§ **STATED PROBLEM**:
Every line with the string "comparing" should be gathered.

Saved data entries

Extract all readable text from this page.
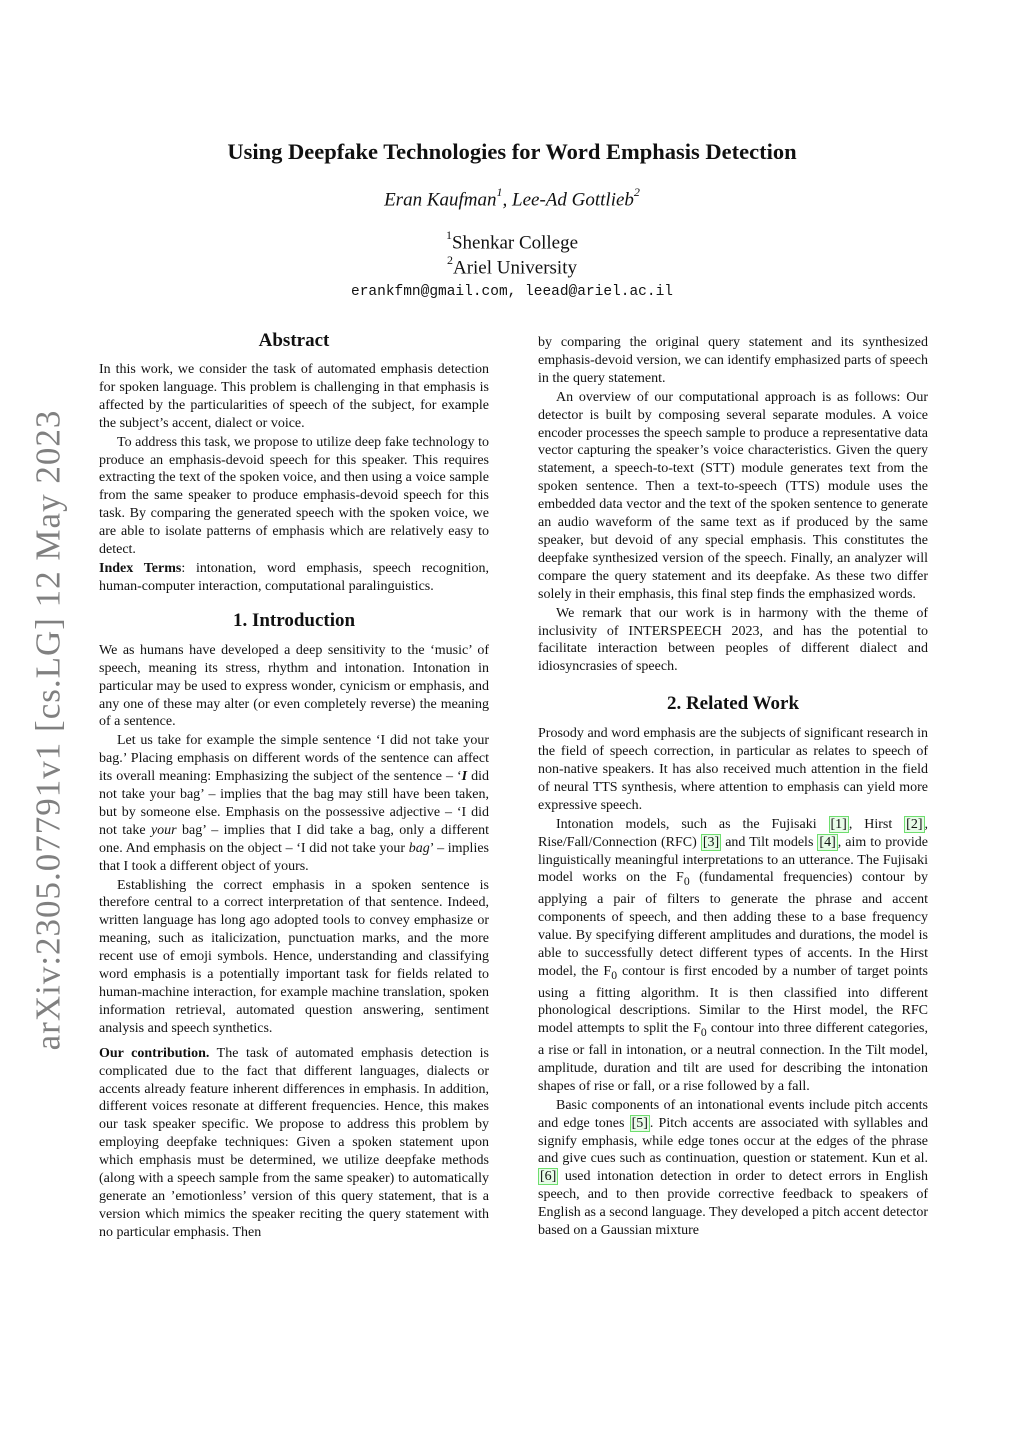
arXiv:2305.07791v1 [cs.LG] 12 May 2023
Using Deepfake Technologies for Word Emphasis Detection
Eran Kaufman$^1$, Lee-Ad Gottlieb$^2$
$^1$Shenkar College
$^2$Ariel University
erankfmn@gmail.com, leead@ariel.ac.il
Abstract

In this work, we consider the task of automated emphasis detection for spoken language. This problem is challenging in that emphasis is affected by the particularities of speech of the subject, for example the subject’s accent, dialect or voice.

To address this task, we propose to utilize deep fake technology to produce an emphasis-devoid speech for this speaker. This requires extracting the text of the spoken voice, and then using a voice sample from the same speaker to produce emphasis-devoid speech for this task. By comparing the generated speech with the spoken voice, we are able to isolate patterns of emphasis which are relatively easy to detect.

Index Terms: intonation, word emphasis, speech recognition, human-computer interaction, computational paralinguistics.

1. Introduction

We as humans have developed a deep sensitivity to the ‘music’ of speech, meaning its stress, rhythm and intonation. Intonation in particular may be used to express wonder, cynicism or emphasis, and any one of these may alter (or even completely reverse) the meaning of a sentence.

Let us take for example the simple sentence ‘I did not take your bag.’ Placing emphasis on different words of the sentence can affect its overall meaning: Emphasizing the subject of the sentence – ‘I did not take your bag’ – implies that the bag may still have been taken, but by someone else. Emphasis on the possessive adjective – ‘I did not take your bag’ – implies that I did take a bag, only a different one. And emphasis on the object – ‘I did not take your bag’ – implies that I took a different object of yours.

Establishing the correct emphasis in a spoken sentence is therefore central to a correct interpretation of that sentence. Indeed, written language has long ago adopted tools to convey emphasize or meaning, such as italicization, punctuation marks, and the more recent use of emoji symbols. Hence, understanding and classifying word emphasis is a potentially important task for fields related to human-machine interaction, for example machine translation, spoken information retrieval, automated question answering, sentiment analysis and speech synthetics.

Our contribution. The task of automated emphasis detection is complicated due to the fact that different languages, dialects or accents already feature inherent differences in emphasis. In addition, different voices resonate at different frequencies. Hence, this makes our task speaker specific. We propose to address this problem by employing deepfake techniques: Given a spoken statement upon which emphasis must be determined, we utilize deepfake methods (along with a speech sample from the same speaker) to automatically generate an ’emotionless’ version of this query statement, that is a version which mimics the speaker reciting the query statement with no particular emphasis. Then

by comparing the original query statement and its synthesized emphasis-devoid version, we can identify emphasized parts of speech in the query statement.

An overview of our computational approach is as follows: Our detector is built by composing several separate modules. A voice encoder processes the speech sample to produce a representative data vector capturing the speaker’s voice characteristics. Given the query statement, a speech-to-text (STT) module generates text from the spoken sentence. Then a text-to-speech (TTS) module uses the embedded data vector and the text of the spoken sentence to generate an audio waveform of the same text as if produced by the same speaker, but devoid of any special emphasis. This constitutes the deepfake synthesized version of the speech. Finally, an analyzer will compare the query statement and its deepfake. As these two differ solely in their emphasis, this final step finds the emphasized words.

We remark that our work is in harmony with the theme of inclusivity of INTERSPEECH 2023, and has the potential to facilitate interaction between peoples of different dialect and idiosyncrasies of speech.

2. Related Work

Prosody and word emphasis are the subjects of significant research in the field of speech correction, in particular as relates to speech of non-native speakers. It has also received much attention in the field of neural TTS synthesis, where attention to emphasis can yield more expressive speech.

Intonation models, such as the Fujisaki [1] , Hirst [2] , Rise/Fall/Connection (RFC) [3] and Tilt models [4] , aim to provide linguistically meaningful interpretations to an utterance. The Fujisaki model works on the $F_0$ (fundamental frequencies) contour by applying a pair of filters to generate the phrase and accent components of speech, and then adding these to a base frequency value. By specifying different amplitudes and durations, the model is able to successfully detect different types of accents. In the Hirst model, the $F_0$ contour is first encoded by a number of target points using a fitting algorithm. It is then classified into different phonological descriptions. Similar to the Hirst model, the RFC model attempts to split the $F_0$ contour into three different categories, a rise or fall in intonation, or a neutral connection. In the Tilt model, amplitude, duration and tilt are used for describing the intonation shapes of rise or fall, or a rise followed by a fall.

Basic components of an intonational events include pitch accents and edge tones [5] . Pitch accents are associated with syllables and signify emphasis, while edge tones occur at the edges of the phrase and give cues such as continuation, question or statement. Kun et al. [6] used intonation detection in order to detect errors in English speech, and to then provide corrective feedback to speakers of English as a second language. They developed a pitch accent detector based on a Gaussian mixture
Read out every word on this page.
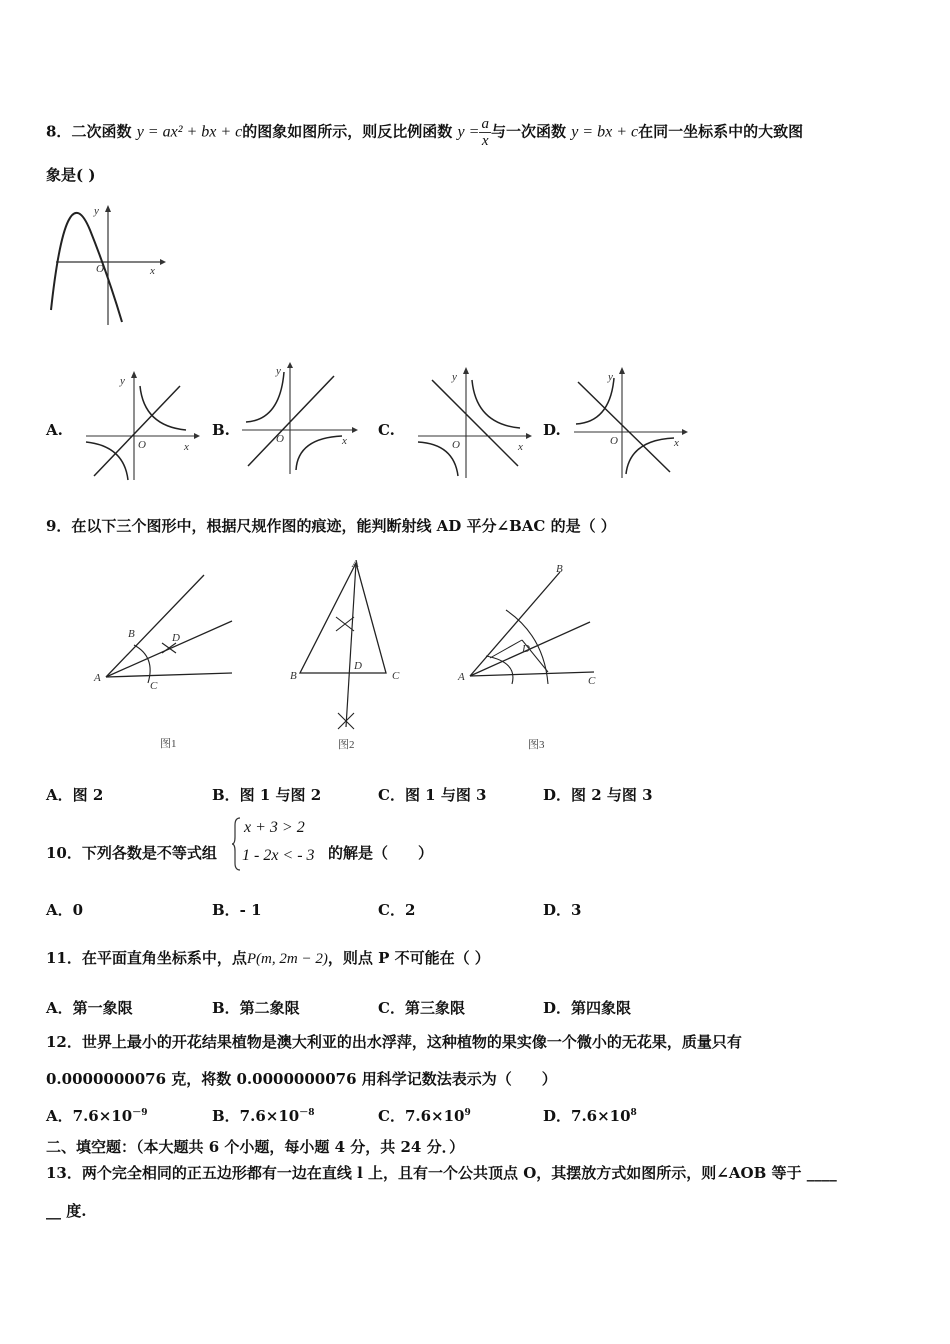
8．二次函数 y = ax² + bx + c的图象如图所示，则反比例函数 $y = \frac{a}{x}$ 与一次函数 y = bx + c在同一坐标系中的大致图
象是( )
y
x
O
A.	B.	C.	D.
y
x
O
y
x
O
y
x
O
y
x
O
9．在以下三个图形中，根据尺规作图的痕迹，能判断射线 AD 平分∠BAC 的是（ ）
B	D
A
C
图1
A
B	C
D
图2
B
D
A	C
图3
A．图 2	B．图 1 与图 2	C．图 1 与图 3	D．图 2 与图 3
10．下列各数是不等式组
x + 3 > 2
1 - 2x < - 3 的解是（　　）
A．0	B．- 1	C．2	D．3
11．在平面直角坐标系中，点P(m, 2m − 2)，则点 P 不可能在（ ）
A．第一象限	B．第二象限	C．第三象限	D．第四象限
12．世界上最小的开花结果植物是澳大利亚的出水浮萍，这种植物的果实像一个微小的无花果，质量只有
0.0000000076 克，将数 0.0000000076 用科学记数法表示为（　　）
A．$7.6\times 10^{-9}$	B．$7.6\times 10^{-8}$	C．$7.6\times 10^9$	D．$7.6\times 10^8$
二、填空题：（本大题共 6 个小题，每小题 4 分，共 24 分．）
13．两个完全相同的正五边形都有一边在直线 l 上，且有一个公共顶点 O，其摆放方式如图所示，则∠AOB 等于 ____
__ 度.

§ **TASK SOLUTION**:
To address this task, we propose to utilize deep fake technology to produce an emphasis-devoid speech for this speaker. This requires extracting the text of the spoken voice, and then using a voice sample from the same speaker to produce emphasis-devoid speech for this task. By comparing the generated speech with the spoken voice, we are able to isolate patterns of emphasis which are relatively easy to detect.
by comparing the original query statement and its synthesized emphasis-devoid version, we can identify emphasized parts of speech in the query statement.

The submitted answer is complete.